Case Law Kenneally v. Dep't of Corr.

Kenneally v. Dep't of Corr.

Document Cited Authorities (12) Cited in Related

Appeal from the Circuit Court of McHenry County. No. 21-CH-74, Honorable Michael J. Chmiel, Judge, Presiding.

Patrick D. Kenneally, State’s Attorney, of Woodstock (Tom Cahill, Assistant State’s Attorney, of counsel), for appellant.

Kwame Raoul, Attorney General, of Chicago (Jane Elinor Notz, Solicitor General, and Leigh J. Jahnig, Assistant Attorney General, of counsel), for appellee.

OPINION

PRESIDING JUSTICE McLAREN delivered the judgment of the court, with opinion.

¶ 1 Plaintiff, Patrick D. Kenneally, in his official capacity as McHenry County State’s Attorney (State’s Attorney), sued the Department of Corrections (Department) pursuant to the Freedom of Information Act (Act) (5 ILCS 140/1 et seq. (West 2020)). The State’s Attorney alleged that, in violation of the Act, the Department refused to disclose information on certain individuals who had been released from the Department. The State’s Attorney appeals from the entry of a summary judgment in the Department’s favor. We affirm.

¶ 2 I. BACKGROUND

¶ 3 On May 26, 2021, the State’s Attorney filed a complaint for declaratory and injunctive relief against Rob Jeffreys, in his official capacity as director of the Department. The State’s Attorney later amended the complaint to name the Department itself (instead of Jeffreys) as defendant. The amended complaint alleged that, on January 21, 2021, the State’s Attorney sent the Department a written re- quest under the Act, seeking information about certain formerly incarcerated individuals. On January 28, 2021, the Department denied the request in a letter indicating that, under section 7(1)(a) of the Act (id. § 7(1)(a)), the requested information was exempt from disclosure because state law prohibited disclosure, namely, section 3-5-1(b) of the Unified Code of Corrections (Code of Corrections) (730 ILCS 5/3-5-1(b) (West 2020)). According to the complaint, section 3-5-1(b) protected only the information of persons "committed" to the Department. Id. The complaint alleged that section 3-5-1(b) did not apply, because the State’s Attorney sought information about released individuals. The complaint alternatively alleged that, even if section 3-5-1(b) applied, it did not prohibit releasing the requested information to law enforcement agencies. The complaint asked the court to declare the Department in violation of the Act and order it to produce the requested records.

¶ 4 After the Department filed its answer, the parties filed cross-motions for summary judgment. On May 12, 2022, the court granted the State’s Attorney’s motion and denied the Department’s crossmotion. The court ordered the Department to produce the requested material and to pay a $2500 civil penalty. However, the Department moved for reconsideration. The court granted the motion, vacated the May 12, 2022, order, and entered judgment in favor of the Department. The State’s Attorney filed a timely notice of appeal.

• **Problems to work on**:
a: Translate this sentence from the court opinion into Spanish: "The State’s Attorney filed a timely notice of appeal."
b: According to the court opinion, on what date did the Department deny the State’s Attorney's request?
c: Retype the court opinion from "Case Law Kenneally" up to and including "counsel), for appellant.".

[Items from a dataset]
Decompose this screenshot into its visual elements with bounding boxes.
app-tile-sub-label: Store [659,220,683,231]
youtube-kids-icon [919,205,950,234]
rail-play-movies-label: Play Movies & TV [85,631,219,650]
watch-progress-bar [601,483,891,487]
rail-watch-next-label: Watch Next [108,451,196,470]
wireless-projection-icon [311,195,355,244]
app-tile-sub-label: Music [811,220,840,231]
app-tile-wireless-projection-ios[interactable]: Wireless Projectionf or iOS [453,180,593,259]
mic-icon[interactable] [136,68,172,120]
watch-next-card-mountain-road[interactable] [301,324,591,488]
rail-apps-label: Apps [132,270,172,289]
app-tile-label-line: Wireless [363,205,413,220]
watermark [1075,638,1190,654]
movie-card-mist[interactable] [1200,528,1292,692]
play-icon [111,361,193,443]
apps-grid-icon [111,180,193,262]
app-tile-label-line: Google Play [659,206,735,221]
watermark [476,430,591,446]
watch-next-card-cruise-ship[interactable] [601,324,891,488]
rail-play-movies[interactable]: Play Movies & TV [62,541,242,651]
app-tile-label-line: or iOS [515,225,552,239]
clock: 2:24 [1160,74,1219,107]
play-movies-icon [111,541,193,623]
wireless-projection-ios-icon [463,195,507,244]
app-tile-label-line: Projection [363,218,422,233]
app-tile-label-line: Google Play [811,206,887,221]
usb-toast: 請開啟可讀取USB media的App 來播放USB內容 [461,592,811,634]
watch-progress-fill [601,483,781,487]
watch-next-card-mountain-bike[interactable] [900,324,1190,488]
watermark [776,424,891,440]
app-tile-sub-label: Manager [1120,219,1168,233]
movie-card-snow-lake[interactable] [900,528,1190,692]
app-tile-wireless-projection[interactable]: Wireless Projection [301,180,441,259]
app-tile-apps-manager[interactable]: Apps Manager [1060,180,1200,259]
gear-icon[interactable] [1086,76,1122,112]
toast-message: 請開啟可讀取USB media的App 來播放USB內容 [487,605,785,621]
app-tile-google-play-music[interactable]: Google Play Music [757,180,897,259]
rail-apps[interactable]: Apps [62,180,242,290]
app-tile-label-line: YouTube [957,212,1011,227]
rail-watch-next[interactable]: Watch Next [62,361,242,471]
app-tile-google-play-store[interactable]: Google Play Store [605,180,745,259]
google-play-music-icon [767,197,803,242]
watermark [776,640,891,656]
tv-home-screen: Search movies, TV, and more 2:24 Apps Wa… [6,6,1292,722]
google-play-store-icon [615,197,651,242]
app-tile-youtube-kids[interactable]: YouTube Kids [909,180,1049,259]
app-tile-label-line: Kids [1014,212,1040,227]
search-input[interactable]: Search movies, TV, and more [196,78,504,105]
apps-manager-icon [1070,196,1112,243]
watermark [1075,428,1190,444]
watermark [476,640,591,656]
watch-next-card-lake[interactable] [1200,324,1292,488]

• **Answers for this exercise**:
a: El Fiscal del Estado presentó a tiempo un aviso de apelación.

b: January 28, 2021.

c:
Case Law Kenneally v. Dep't of Corr.

Kenneally v. Dep't of Corr.

Document Cited Authorities (12) Cited in Related

Appeal from the Circuit Court of McHenry County. No. 21-CH-74, Honorable Michael J. Chmiel, Judge, Presiding.

Patrick D. Kenneally, State’s Attorney, of Woodstock (Tom Cahill, Assistant State’s Attorney, of counsel), for appellant.